---------- Provided material ----------

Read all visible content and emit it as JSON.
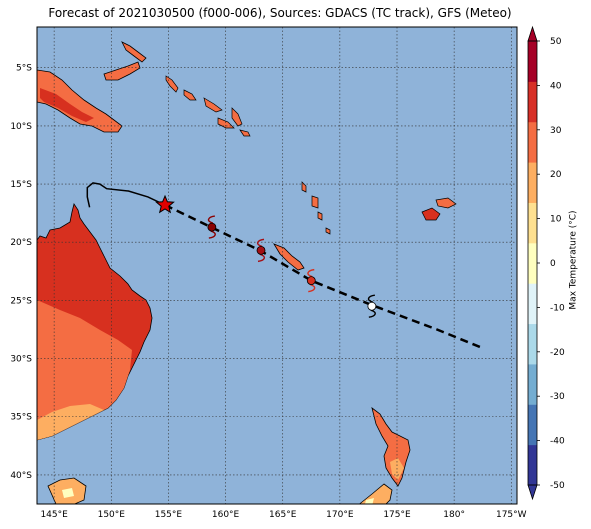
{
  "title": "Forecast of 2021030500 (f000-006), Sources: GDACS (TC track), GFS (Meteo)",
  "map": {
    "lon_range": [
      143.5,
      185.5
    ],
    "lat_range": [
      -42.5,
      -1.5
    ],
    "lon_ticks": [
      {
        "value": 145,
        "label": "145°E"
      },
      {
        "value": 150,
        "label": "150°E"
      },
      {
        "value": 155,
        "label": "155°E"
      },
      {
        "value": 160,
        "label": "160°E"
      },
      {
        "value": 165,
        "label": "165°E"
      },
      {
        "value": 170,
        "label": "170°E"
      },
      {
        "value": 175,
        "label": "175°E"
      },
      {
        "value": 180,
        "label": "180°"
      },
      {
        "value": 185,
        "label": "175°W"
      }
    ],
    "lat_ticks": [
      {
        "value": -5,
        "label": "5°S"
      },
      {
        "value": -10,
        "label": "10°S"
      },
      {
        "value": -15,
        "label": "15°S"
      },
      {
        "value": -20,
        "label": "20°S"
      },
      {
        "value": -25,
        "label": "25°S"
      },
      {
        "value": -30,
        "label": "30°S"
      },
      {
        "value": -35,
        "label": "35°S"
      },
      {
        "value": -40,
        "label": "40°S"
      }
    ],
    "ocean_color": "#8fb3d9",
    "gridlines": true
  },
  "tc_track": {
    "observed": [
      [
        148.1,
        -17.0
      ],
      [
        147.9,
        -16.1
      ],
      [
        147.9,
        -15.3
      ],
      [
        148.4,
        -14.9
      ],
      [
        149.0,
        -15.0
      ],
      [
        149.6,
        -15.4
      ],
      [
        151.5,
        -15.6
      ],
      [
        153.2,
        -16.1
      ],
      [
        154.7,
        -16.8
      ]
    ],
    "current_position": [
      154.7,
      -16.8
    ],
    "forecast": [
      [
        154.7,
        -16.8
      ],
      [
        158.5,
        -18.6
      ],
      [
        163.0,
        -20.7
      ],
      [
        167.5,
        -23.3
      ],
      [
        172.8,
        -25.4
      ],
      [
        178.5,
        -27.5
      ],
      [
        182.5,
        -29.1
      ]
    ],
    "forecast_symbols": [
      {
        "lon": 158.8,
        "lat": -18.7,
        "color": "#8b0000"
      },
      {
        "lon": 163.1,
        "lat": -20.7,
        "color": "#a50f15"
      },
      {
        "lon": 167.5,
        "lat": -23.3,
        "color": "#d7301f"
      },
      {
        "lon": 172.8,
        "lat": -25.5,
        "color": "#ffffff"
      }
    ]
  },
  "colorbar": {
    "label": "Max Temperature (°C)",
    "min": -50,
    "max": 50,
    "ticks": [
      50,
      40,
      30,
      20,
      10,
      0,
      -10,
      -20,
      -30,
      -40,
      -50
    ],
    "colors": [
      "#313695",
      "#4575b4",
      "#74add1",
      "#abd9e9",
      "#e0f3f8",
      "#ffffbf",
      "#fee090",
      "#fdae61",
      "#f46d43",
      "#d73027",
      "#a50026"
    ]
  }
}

----------
---------- Provided material ----------

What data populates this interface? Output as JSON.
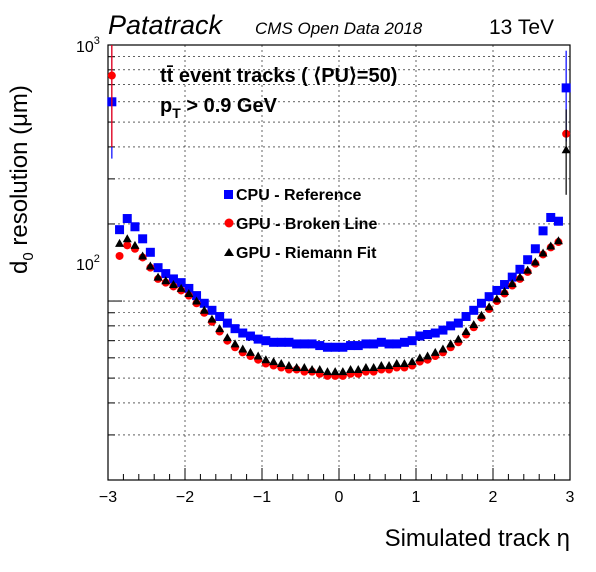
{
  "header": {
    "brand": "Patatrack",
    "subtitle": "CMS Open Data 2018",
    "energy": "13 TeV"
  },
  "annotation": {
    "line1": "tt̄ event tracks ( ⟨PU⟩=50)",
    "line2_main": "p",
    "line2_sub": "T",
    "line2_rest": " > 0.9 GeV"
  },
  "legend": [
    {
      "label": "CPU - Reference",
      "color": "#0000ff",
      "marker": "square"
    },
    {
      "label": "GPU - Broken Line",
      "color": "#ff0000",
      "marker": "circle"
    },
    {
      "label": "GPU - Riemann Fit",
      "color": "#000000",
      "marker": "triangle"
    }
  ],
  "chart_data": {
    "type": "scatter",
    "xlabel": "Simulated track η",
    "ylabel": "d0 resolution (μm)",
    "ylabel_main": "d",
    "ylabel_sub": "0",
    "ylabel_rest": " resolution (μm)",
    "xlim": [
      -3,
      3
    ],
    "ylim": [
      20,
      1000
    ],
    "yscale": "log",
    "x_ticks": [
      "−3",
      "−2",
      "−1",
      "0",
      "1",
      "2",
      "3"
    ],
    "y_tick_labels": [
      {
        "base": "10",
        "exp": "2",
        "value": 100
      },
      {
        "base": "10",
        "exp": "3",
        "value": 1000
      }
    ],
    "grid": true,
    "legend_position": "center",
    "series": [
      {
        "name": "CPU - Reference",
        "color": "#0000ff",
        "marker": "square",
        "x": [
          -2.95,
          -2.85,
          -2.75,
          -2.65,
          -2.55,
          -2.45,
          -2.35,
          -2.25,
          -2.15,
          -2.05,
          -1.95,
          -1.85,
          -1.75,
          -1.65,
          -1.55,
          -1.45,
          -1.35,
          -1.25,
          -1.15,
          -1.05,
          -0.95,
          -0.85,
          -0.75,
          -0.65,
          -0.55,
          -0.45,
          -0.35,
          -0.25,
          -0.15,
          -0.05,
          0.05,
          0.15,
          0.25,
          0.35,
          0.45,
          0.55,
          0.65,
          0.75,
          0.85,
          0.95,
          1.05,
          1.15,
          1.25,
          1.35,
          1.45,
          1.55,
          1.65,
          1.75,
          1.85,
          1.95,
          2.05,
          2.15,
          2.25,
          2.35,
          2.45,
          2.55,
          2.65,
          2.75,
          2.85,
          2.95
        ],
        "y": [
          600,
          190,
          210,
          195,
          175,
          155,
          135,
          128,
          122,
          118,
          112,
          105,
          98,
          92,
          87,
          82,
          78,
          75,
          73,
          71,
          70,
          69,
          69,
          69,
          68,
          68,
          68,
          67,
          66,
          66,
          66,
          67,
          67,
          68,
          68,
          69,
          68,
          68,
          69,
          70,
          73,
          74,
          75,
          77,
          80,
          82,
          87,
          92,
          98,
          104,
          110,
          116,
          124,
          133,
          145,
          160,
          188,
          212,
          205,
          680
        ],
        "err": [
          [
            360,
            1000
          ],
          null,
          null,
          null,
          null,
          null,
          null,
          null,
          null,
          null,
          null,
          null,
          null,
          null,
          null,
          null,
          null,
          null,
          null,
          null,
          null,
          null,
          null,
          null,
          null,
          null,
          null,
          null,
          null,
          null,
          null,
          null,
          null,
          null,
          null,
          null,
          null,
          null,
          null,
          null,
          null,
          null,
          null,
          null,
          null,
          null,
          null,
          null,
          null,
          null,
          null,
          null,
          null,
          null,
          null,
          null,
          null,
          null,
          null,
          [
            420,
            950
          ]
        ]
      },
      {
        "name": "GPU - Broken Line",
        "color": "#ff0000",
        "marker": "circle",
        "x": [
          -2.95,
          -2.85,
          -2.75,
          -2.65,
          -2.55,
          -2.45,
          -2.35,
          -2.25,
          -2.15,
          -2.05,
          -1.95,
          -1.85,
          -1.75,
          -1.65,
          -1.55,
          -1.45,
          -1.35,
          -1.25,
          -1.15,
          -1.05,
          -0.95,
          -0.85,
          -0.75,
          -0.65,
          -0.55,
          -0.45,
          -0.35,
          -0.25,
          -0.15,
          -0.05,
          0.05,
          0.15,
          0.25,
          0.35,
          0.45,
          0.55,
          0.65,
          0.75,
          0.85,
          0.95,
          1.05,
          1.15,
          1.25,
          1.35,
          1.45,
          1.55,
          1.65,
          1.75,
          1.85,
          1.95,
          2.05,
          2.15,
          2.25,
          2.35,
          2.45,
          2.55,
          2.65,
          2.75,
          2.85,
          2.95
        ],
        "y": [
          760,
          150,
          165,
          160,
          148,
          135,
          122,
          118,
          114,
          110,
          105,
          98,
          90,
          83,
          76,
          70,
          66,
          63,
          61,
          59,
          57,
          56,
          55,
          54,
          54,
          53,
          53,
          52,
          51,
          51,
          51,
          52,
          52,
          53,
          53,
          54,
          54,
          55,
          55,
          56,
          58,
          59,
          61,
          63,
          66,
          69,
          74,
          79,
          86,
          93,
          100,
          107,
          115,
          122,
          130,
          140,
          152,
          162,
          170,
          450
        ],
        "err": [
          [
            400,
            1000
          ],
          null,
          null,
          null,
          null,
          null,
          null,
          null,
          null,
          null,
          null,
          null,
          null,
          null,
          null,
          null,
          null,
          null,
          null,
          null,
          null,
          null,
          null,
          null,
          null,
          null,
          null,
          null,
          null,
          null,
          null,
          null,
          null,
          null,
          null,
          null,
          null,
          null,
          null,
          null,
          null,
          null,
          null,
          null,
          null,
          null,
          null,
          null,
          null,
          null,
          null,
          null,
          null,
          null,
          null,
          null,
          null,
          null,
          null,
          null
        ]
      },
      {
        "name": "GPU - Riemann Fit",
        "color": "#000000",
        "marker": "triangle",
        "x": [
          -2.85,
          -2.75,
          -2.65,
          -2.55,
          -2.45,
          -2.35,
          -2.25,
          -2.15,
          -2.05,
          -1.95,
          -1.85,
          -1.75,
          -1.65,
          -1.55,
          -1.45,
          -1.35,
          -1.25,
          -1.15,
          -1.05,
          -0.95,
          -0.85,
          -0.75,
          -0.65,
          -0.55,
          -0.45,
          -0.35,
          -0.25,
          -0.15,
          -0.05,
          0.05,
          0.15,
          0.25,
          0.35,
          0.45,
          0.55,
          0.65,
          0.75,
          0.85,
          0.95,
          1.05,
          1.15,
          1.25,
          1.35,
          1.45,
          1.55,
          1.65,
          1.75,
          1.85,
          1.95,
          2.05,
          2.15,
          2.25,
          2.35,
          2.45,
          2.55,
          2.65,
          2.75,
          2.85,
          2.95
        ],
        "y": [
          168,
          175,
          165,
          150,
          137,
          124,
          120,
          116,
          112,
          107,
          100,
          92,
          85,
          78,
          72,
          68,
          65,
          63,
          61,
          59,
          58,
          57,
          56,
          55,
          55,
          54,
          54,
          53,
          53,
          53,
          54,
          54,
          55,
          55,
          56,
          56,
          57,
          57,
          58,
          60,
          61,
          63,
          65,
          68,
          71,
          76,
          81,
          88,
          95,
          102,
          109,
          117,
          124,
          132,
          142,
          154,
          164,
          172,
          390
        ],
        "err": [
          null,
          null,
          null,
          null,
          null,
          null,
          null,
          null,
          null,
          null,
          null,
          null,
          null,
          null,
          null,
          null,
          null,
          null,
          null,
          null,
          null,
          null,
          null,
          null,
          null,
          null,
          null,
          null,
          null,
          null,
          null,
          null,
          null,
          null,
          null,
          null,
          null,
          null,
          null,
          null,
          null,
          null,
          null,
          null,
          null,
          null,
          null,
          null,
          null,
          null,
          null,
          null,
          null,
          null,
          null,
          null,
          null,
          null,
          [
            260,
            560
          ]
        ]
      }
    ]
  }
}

----------
---------- Provided material ----------

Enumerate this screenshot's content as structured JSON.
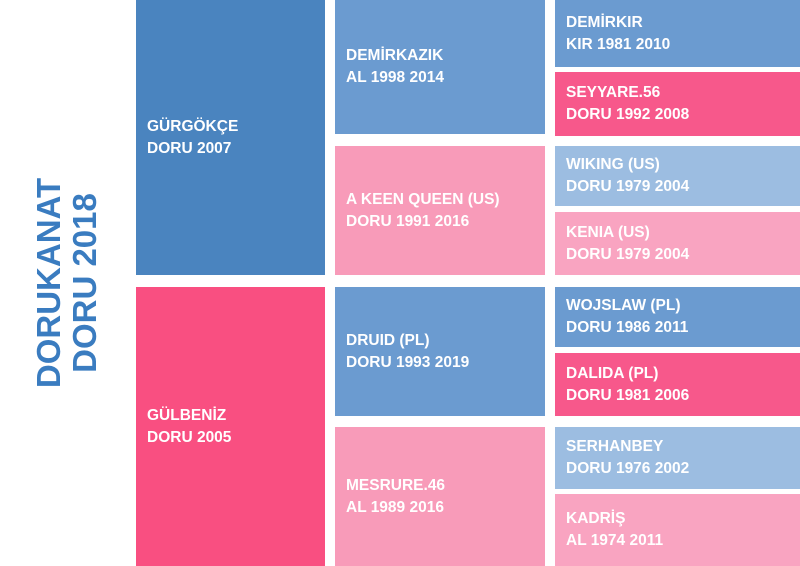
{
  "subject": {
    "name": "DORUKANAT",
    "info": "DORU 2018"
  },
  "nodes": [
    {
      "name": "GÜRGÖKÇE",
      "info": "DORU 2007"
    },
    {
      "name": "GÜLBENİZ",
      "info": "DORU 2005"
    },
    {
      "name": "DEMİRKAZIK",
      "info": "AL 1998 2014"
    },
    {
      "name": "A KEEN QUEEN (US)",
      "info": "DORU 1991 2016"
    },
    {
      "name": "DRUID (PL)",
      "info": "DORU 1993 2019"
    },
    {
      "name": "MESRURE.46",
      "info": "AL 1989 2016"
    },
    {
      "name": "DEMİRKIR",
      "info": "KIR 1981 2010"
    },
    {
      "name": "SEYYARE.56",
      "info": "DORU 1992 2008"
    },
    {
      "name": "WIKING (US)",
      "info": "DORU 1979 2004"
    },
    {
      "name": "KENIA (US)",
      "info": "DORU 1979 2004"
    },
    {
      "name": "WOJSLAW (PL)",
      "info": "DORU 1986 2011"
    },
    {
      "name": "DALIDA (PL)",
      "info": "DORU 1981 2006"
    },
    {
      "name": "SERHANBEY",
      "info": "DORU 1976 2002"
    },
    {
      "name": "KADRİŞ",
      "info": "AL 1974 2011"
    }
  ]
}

----------

What you have to do —
Identify the lines that contain the string "content", and copy every one of them.

Output below —
Read all visible content and emit it as JSON.
Enumerate this screenshot's content as structured JSON.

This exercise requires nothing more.